Go through the data below and gather each line containing "поддержка".

◆ Records to process

════

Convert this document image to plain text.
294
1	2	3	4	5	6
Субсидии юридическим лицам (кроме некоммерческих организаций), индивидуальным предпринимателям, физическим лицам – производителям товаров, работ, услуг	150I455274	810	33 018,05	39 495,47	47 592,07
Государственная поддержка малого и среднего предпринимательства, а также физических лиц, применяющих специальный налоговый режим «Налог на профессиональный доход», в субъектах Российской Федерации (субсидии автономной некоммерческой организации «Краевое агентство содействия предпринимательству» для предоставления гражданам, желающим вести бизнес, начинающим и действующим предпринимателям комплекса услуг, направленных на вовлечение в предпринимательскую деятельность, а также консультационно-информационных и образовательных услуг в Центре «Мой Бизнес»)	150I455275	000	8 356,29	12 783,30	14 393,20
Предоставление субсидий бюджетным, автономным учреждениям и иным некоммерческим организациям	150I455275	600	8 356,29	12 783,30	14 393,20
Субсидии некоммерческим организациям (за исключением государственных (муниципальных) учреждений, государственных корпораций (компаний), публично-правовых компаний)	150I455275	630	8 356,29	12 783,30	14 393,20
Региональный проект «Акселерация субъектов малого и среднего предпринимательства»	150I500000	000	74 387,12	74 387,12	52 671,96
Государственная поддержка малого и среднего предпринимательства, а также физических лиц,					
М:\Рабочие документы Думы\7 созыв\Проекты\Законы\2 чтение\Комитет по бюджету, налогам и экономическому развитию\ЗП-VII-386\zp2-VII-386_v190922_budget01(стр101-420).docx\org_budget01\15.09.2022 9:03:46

════

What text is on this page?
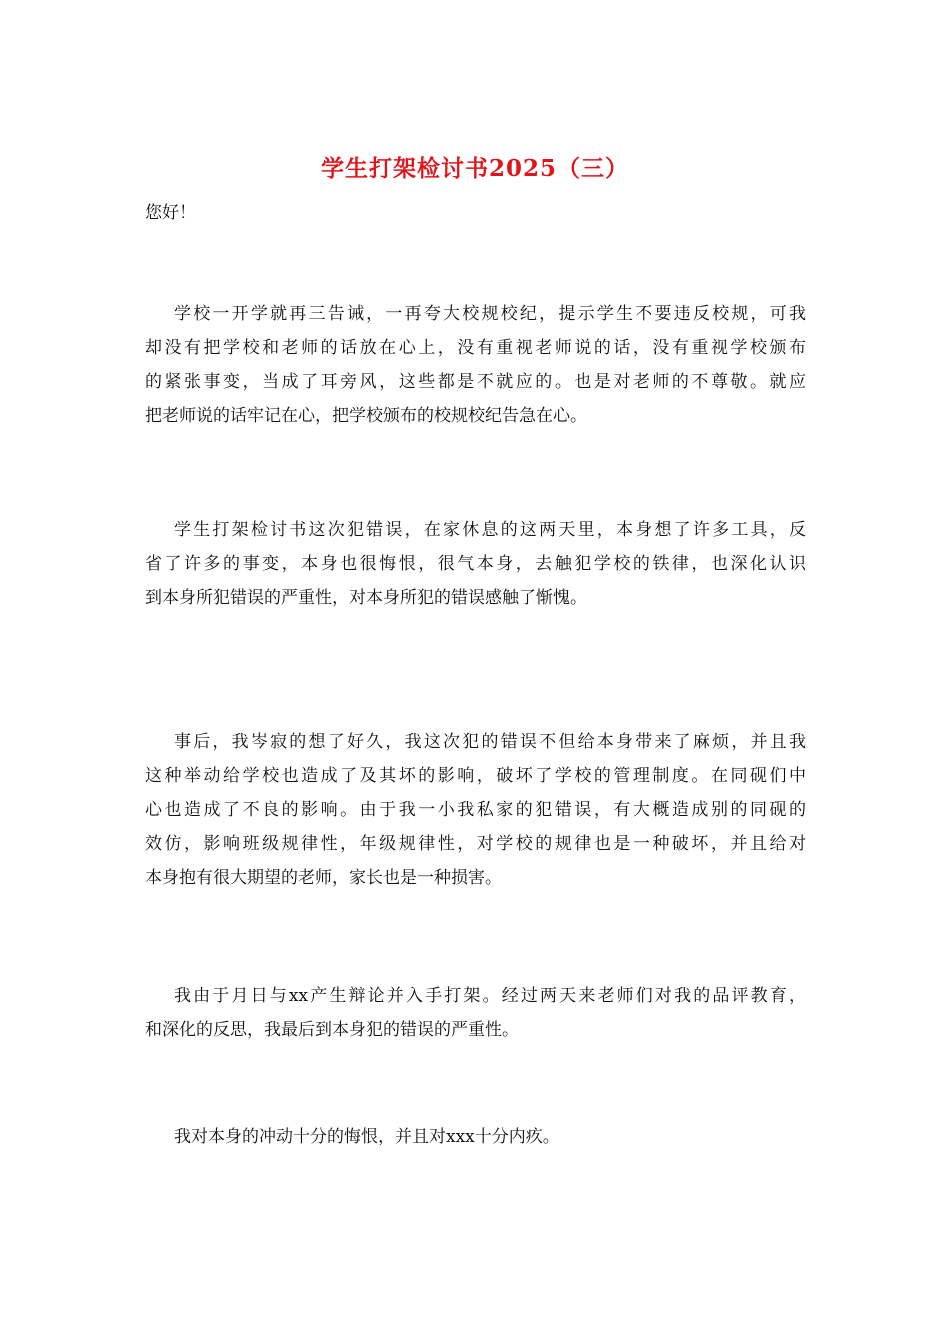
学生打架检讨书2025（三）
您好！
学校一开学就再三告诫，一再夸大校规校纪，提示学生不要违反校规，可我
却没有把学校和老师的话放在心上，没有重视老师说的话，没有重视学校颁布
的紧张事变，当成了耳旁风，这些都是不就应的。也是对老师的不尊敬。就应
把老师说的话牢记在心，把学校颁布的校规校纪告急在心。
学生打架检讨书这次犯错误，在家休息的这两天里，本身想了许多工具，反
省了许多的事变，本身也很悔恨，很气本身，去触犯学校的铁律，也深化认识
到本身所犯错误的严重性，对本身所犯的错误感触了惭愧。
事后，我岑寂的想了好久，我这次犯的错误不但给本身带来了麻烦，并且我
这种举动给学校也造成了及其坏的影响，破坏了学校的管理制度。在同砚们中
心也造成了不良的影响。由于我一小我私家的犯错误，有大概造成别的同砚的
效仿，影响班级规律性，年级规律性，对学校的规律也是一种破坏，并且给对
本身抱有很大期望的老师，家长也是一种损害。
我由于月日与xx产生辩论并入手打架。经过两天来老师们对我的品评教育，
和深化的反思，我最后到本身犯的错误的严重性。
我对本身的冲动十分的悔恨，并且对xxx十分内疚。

════

◆ Answer to this task
Государственная поддержка малого и среднего предпринимательства, а также физических лиц, применяющих специальный налоговый режим «Налог на профессиональный доход», в субъектах Российской Федерации (субсидии автономной некоммерческой организации «Краевое агентство содействия предпринимательству» для предоставления гражданам, желающим вести бизнес, начинающим и действующим предпринимателям комплекса услуг, направленных на вовлечение в предпринимательскую деятельность, а также консультационно-информационных и образовательных услуг в Центре «Мой Бизнес»)	150I455275	000	8 356,29	12 783,30	14 393,20
Государственная поддержка малого и среднего предпринимательства, а также физических лиц,					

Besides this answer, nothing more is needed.